- **Trecho**
+--

Com cerca de uma hora de duração, o discurso de Joe Biden abre com a declaração de que os EUA supostamente enfrentam um momento “sem precedentes”. Biden fez um paralelo com o discurso de Franklin Delano Roosevelt, de janeiro de 1941, quando o então presidente dos EUA alertou o Congresso de seu país sobre os perigos do avanço do fascismo e do nazismo na Europa.
Biden se refere ao célebre discurso das Quatro Liberdades, quando Roosevelt pregou a defesa universal da liberdade de expressão, de crença, pela liberdade contra a escassez e pela liberdade do medo. Os nossos leitores talvez se lembrem que, desde o início do governo Biden, foi explicado aqui que o presidente dos EUA é um profundo admirador de Roosevelt e tenta emular seu antecessor o máximo possível.
Biden afirmou que a democracia não estava tão ameaçada no país desde a Guerra Civil, assim como estava ameaçada pelo mundo, especialmente pela invasão da Ucrânia pela Rússia de Putin. O primeiro comentário possui um óbvio comentário eleitoral, mas o segundo também teve, já que Biden seguiu e comparou Ronald Reagan com Donald Trump, embora sem citar seu nome.

+--

- **Dados coletados**
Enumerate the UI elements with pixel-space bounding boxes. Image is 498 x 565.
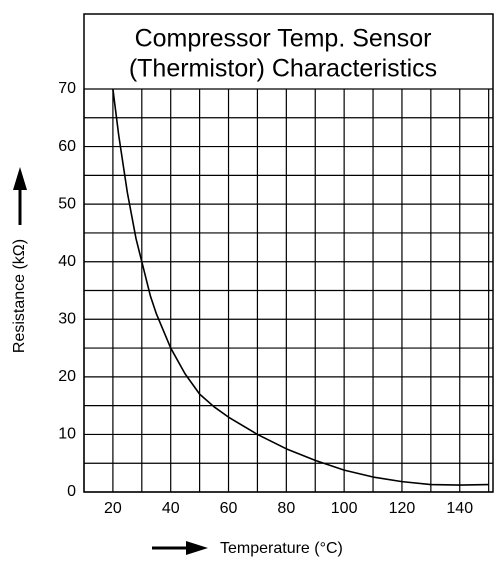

+--

- **Problemas e tarefas**
• 1. Segundo o trecho, desde quando a democracia não estava tão ameaçada nos EUA, de acordo com Biden?
• 2. Transcreva do trecho tudo o que vai desde "Biden afirmou que" até "citar seu nome.".

- **Respostas às tarefas**
• 1. Desde a Guerra Civil.

• 2.
Biden afirmou que a democracia não estava tão ameaçada no país desde a Guerra Civil, assim como estava ameaçada pelo mundo, especialmente pela invasão da Ucrânia pela Rússia de Putin. O primeiro comentário possui um óbvio comentário eleitoral, mas o segundo também teve, já que Biden seguiu e comparou Ronald Reagan com Donald Trump, embora sem citar seu nome.